Task goal — Will you extract the entries word for word? Images should not appear in the copy.

Task data —

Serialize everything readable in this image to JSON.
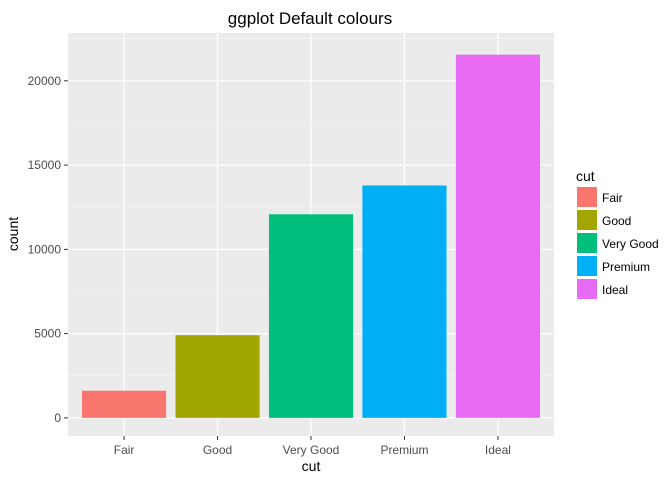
{
  "chart_data": {
    "type": "bar",
    "title": "ggplot Default colours",
    "xlabel": "cut",
    "ylabel": "count",
    "categories": [
      "Fair",
      "Good",
      "Very Good",
      "Premium",
      "Ideal"
    ],
    "values": [
      1610,
      4906,
      12082,
      13791,
      21551
    ],
    "colors": [
      "#F8766D",
      "#A3A500",
      "#00BF7D",
      "#00B0F6",
      "#E76BF3"
    ],
    "yticks": [
      0,
      5000,
      10000,
      15000,
      20000
    ],
    "ylim": [
      0,
      22600
    ],
    "grid": true,
    "panel_background": "#EBEBEB",
    "legend": {
      "title": "cut",
      "position": "right",
      "items": [
        "Fair",
        "Good",
        "Very Good",
        "Premium",
        "Ideal"
      ]
    }
  }
}
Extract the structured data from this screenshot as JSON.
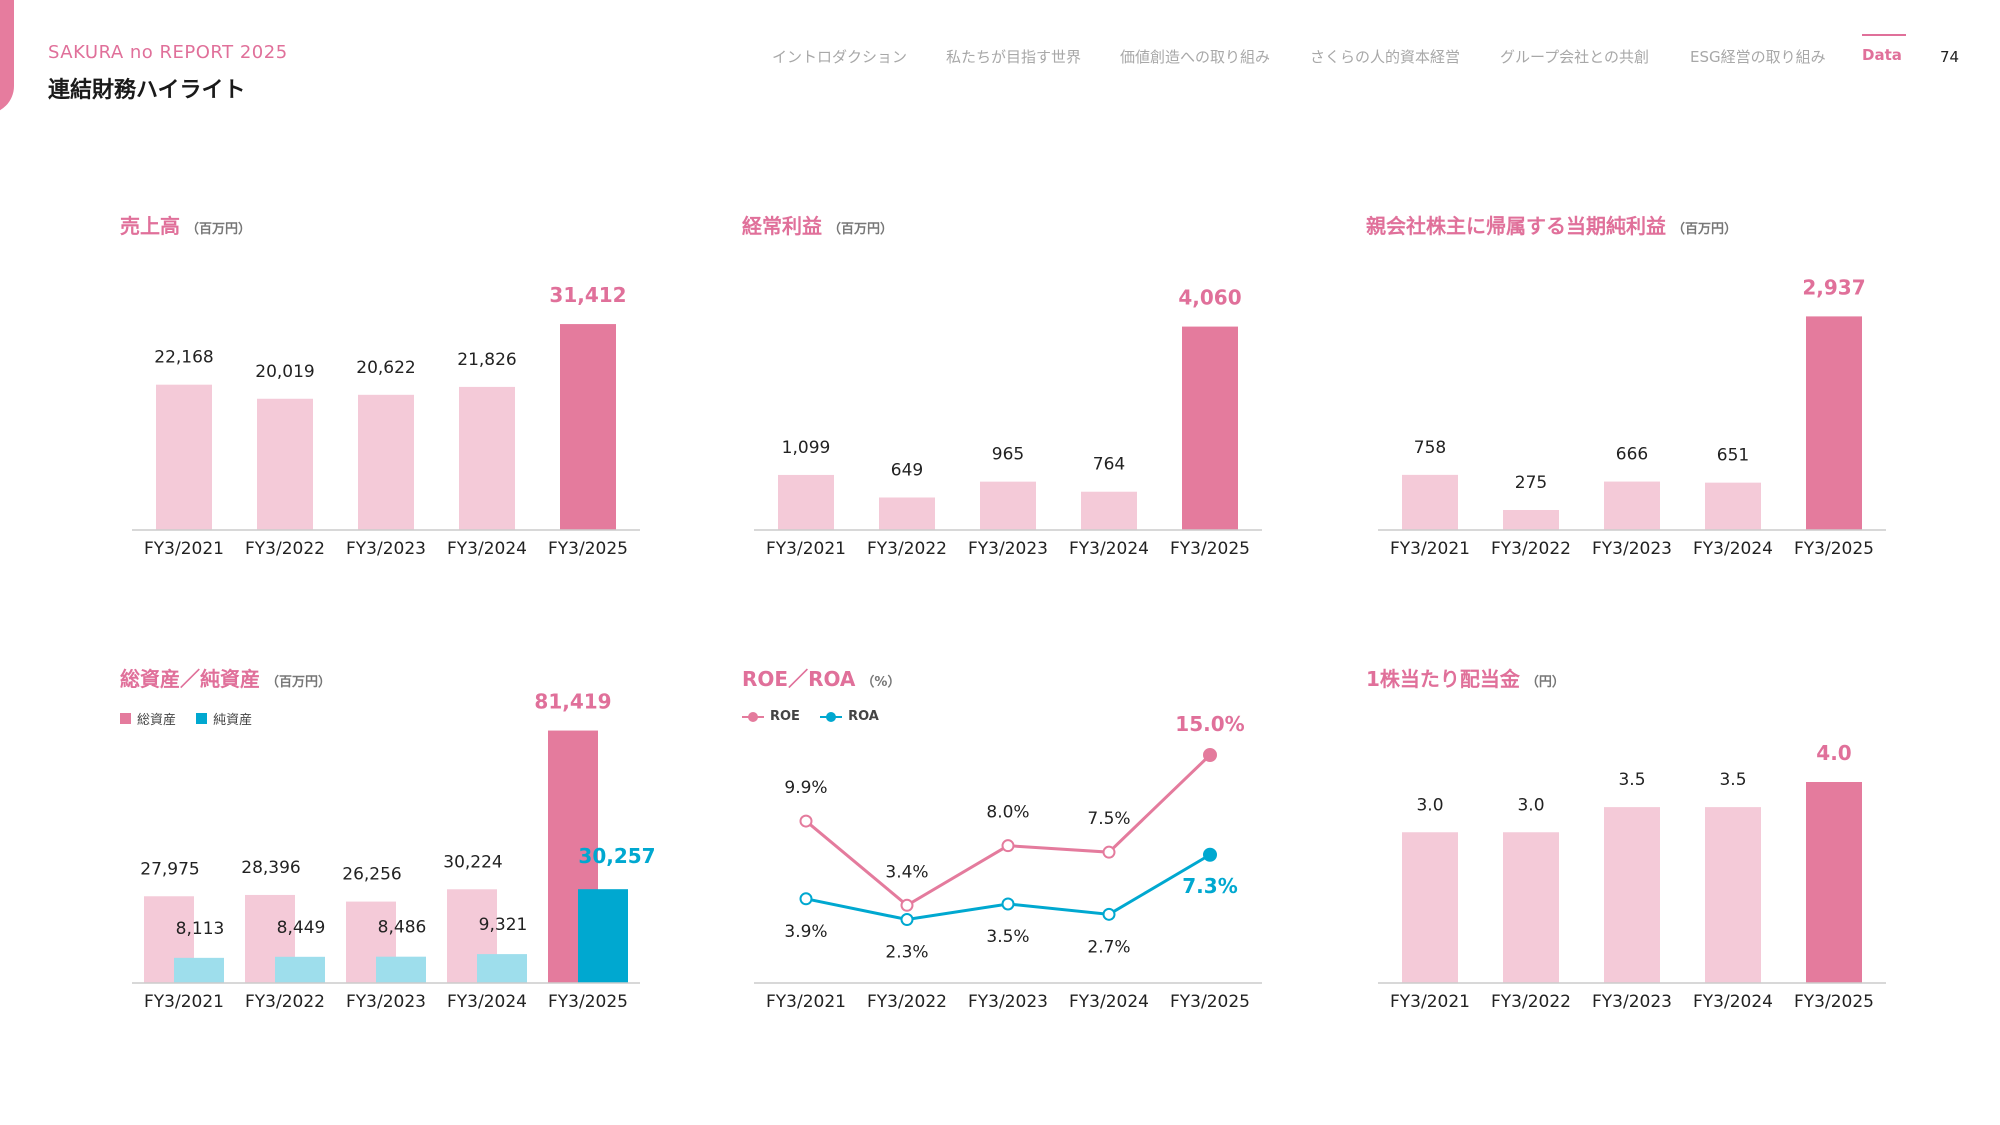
{
  "header": {
    "report_name": "SAKURA no REPORT 2025",
    "page_title": "連結財務ハイライト",
    "page_number": "74",
    "nav_items": [
      {
        "label": "イントロダクション",
        "active": false
      },
      {
        "label": "私たちが目指す世界",
        "active": false
      },
      {
        "label": "価値創造への取り組み",
        "active": false
      },
      {
        "label": "さくらの人的資本経営",
        "active": false
      },
      {
        "label": "グループ会社との共創",
        "active": false
      },
      {
        "label": "ESG経営の取り組み",
        "active": false
      },
      {
        "label": "Data",
        "active": true
      }
    ]
  },
  "colors": {
    "pink_light": "#f4cad8",
    "pink_dark": "#e47b9d",
    "pink_text": "#e0709a",
    "blue_light": "#9edeec",
    "blue_dark": "#00a8d0",
    "axis": "#cccccc",
    "label": "#222222"
  },
  "chart_data": [
    {
      "id": "sales",
      "type": "bar",
      "title": "売上高",
      "unit": "（百万円）",
      "categories": [
        "FY3/2021",
        "FY3/2022",
        "FY3/2023",
        "FY3/2024",
        "FY3/2025"
      ],
      "values": [
        22168,
        20019,
        20622,
        21826,
        31412
      ],
      "labels": [
        "22,168",
        "20,019",
        "20,622",
        "21,826",
        "31,412"
      ],
      "ylim": [
        0,
        36000
      ]
    },
    {
      "id": "ordinary-profit",
      "type": "bar",
      "title": "経常利益",
      "unit": "（百万円）",
      "categories": [
        "FY3/2021",
        "FY3/2022",
        "FY3/2023",
        "FY3/2024",
        "FY3/2025"
      ],
      "values": [
        1099,
        649,
        965,
        764,
        4060
      ],
      "labels": [
        "1,099",
        "649",
        "965",
        "764",
        "4,060"
      ],
      "ylim": [
        0,
        4950
      ]
    },
    {
      "id": "net-income",
      "type": "bar",
      "title": "親会社株主に帰属する当期純利益",
      "unit": "（百万円）",
      "categories": [
        "FY3/2021",
        "FY3/2022",
        "FY3/2023",
        "FY3/2024",
        "FY3/2025"
      ],
      "values": [
        758,
        275,
        666,
        651,
        2937
      ],
      "labels": [
        "758",
        "275",
        "666",
        "651",
        "2,937"
      ],
      "ylim": [
        0,
        3300
      ]
    },
    {
      "id": "assets",
      "type": "bar",
      "title": "総資産／純資産",
      "unit": "（百万円）",
      "categories": [
        "FY3/2021",
        "FY3/2022",
        "FY3/2023",
        "FY3/2024",
        "FY3/2025"
      ],
      "series": [
        {
          "name": "総資産",
          "values": [
            27975,
            28396,
            26256,
            30224,
            81419
          ],
          "labels": [
            "27,975",
            "28,396",
            "26,256",
            "30,224",
            "81,419"
          ]
        },
        {
          "name": "純資産",
          "values": [
            8113,
            8449,
            8486,
            9321,
            30257
          ],
          "labels": [
            "8,113",
            "8,449",
            "8,486",
            "9,321",
            "30,257"
          ]
        }
      ],
      "ylim": [
        0,
        84500
      ]
    },
    {
      "id": "roe-roa",
      "type": "line",
      "title": "ROE／ROA",
      "unit": "（%）",
      "categories": [
        "FY3/2021",
        "FY3/2022",
        "FY3/2023",
        "FY3/2024",
        "FY3/2025"
      ],
      "series": [
        {
          "name": "ROE",
          "values": [
            9.9,
            3.4,
            8.0,
            7.5,
            15.0
          ],
          "labels": [
            "9.9%",
            "3.4%",
            "8.0%",
            "7.5%",
            "15.0%"
          ]
        },
        {
          "name": "ROA",
          "values": [
            3.9,
            2.3,
            3.5,
            2.7,
            7.3
          ],
          "labels": [
            "3.9%",
            "2.3%",
            "3.5%",
            "2.7%",
            "7.3%"
          ]
        }
      ],
      "ylim": [
        -2.6,
        15.0
      ]
    },
    {
      "id": "dividend",
      "type": "bar",
      "title": "1株当たり配当金",
      "unit": "（円）",
      "categories": [
        "FY3/2021",
        "FY3/2022",
        "FY3/2023",
        "FY3/2024",
        "FY3/2025"
      ],
      "values": [
        3.0,
        3.0,
        3.5,
        3.5,
        4.0
      ],
      "labels": [
        "3.0",
        "3.0",
        "3.5",
        "3.5",
        "4.0"
      ],
      "ylim": [
        0,
        4.0
      ]
    }
  ]
}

Finished task —
Serialize everything readable in this image to JSON.
{
  "chart_data": {
    "type": "bar",
    "title": "ggplot Default colours",
    "xlabel": "cut",
    "ylabel": "count",
    "categories": [
      "Fair",
      "Good",
      "Very Good",
      "Premium",
      "Ideal"
    ],
    "values": [
      1610,
      4906,
      12082,
      13791,
      21551
    ],
    "colors": [
      "#F8766D",
      "#A3A500",
      "#00BF7D",
      "#00B0F6",
      "#E76BF3"
    ],
    "yticks": [
      0,
      5000,
      10000,
      15000,
      20000
    ],
    "ylim": [
      0,
      22600
    ],
    "grid": true,
    "panel_background": "#EBEBEB",
    "legend": {
      "title": "cut",
      "position": "right",
      "items": [
        "Fair",
        "Good",
        "Very Good",
        "Premium",
        "Ideal"
      ]
    }
  }
}
Extract the structured data from this screenshot as JSON.
{
  "header": {
    "report_name": "SAKURA no REPORT 2025",
    "page_title": "連結財務ハイライト",
    "page_number": "74",
    "nav_items": [
      {
        "label": "イントロダクション",
        "active": false
      },
      {
        "label": "私たちが目指す世界",
        "active": false
      },
      {
        "label": "価値創造への取り組み",
        "active": false
      },
      {
        "label": "さくらの人的資本経営",
        "active": false
      },
      {
        "label": "グループ会社との共創",
        "active": false
      },
      {
        "label": "ESG経営の取り組み",
        "active": false
      },
      {
        "label": "Data",
        "active": true
      }
    ]
  },
  "colors": {
    "pink_light": "#f4cad8",
    "pink_dark": "#e47b9d",
    "pink_text": "#e0709a",
    "blue_light": "#9edeec",
    "blue_dark": "#00a8d0",
    "axis": "#cccccc",
    "label": "#222222"
  },
  "chart_data": [
    {
      "id": "sales",
      "type": "bar",
      "title": "売上高",
      "unit": "（百万円）",
      "categories": [
        "FY3/2021",
        "FY3/2022",
        "FY3/2023",
        "FY3/2024",
        "FY3/2025"
      ],
      "values": [
        22168,
        20019,
        20622,
        21826,
        31412
      ],
      "labels": [
        "22,168",
        "20,019",
        "20,622",
        "21,826",
        "31,412"
      ],
      "ylim": [
        0,
        36000
      ]
    },
    {
      "id": "ordinary-profit",
      "type": "bar",
      "title": "経常利益",
      "unit": "（百万円）",
      "categories": [
        "FY3/2021",
        "FY3/2022",
        "FY3/2023",
        "FY3/2024",
        "FY3/2025"
      ],
      "values": [
        1099,
        649,
        965,
        764,
        4060
      ],
      "labels": [
        "1,099",
        "649",
        "965",
        "764",
        "4,060"
      ],
      "ylim": [
        0,
        4950
      ]
    },
    {
      "id": "net-income",
      "type": "bar",
      "title": "親会社株主に帰属する当期純利益",
      "unit": "（百万円）",
      "categories": [
        "FY3/2021",
        "FY3/2022",
        "FY3/2023",
        "FY3/2024",
        "FY3/2025"
      ],
      "values": [
        758,
        275,
        666,
        651,
        2937
      ],
      "labels": [
        "758",
        "275",
        "666",
        "651",
        "2,937"
      ],
      "ylim": [
        0,
        3300
      ]
    },
    {
      "id": "assets",
      "type": "bar",
      "title": "総資産／純資産",
      "unit": "（百万円）",
      "categories": [
        "FY3/2021",
        "FY3/2022",
        "FY3/2023",
        "FY3/2024",
        "FY3/2025"
      ],
      "series": [
        {
          "name": "総資産",
          "values": [
            27975,
            28396,
            26256,
            30224,
            81419
          ],
          "labels": [
            "27,975",
            "28,396",
            "26,256",
            "30,224",
            "81,419"
          ]
        },
        {
          "name": "純資産",
          "values": [
            8113,
            8449,
            8486,
            9321,
            30257
          ],
          "labels": [
            "8,113",
            "8,449",
            "8,486",
            "9,321",
            "30,257"
          ]
        }
      ],
      "ylim": [
        0,
        84500
      ]
    },
    {
      "id": "roe-roa",
      "type": "line",
      "title": "ROE／ROA",
      "unit": "（%）",
      "categories": [
        "FY3/2021",
        "FY3/2022",
        "FY3/2023",
        "FY3/2024",
        "FY3/2025"
      ],
      "series": [
        {
          "name": "ROE",
          "values": [
            9.9,
            3.4,
            8.0,
            7.5,
            15.0
          ],
          "labels": [
            "9.9%",
            "3.4%",
            "8.0%",
            "7.5%",
            "15.0%"
          ]
        },
        {
          "name": "ROA",
          "values": [
            3.9,
            2.3,
            3.5,
            2.7,
            7.3
          ],
          "labels": [
            "3.9%",
            "2.3%",
            "3.5%",
            "2.7%",
            "7.3%"
          ]
        }
      ],
      "ylim": [
        -2.6,
        15.0
      ]
    },
    {
      "id": "dividend",
      "type": "bar",
      "title": "1株当たり配当金",
      "unit": "（円）",
      "categories": [
        "FY3/2021",
        "FY3/2022",
        "FY3/2023",
        "FY3/2024",
        "FY3/2025"
      ],
      "values": [
        3.0,
        3.0,
        3.5,
        3.5,
        4.0
      ],
      "labels": [
        "3.0",
        "3.0",
        "3.5",
        "3.5",
        "4.0"
      ],
      "ylim": [
        0,
        4.0
      ]
    }
  ]
}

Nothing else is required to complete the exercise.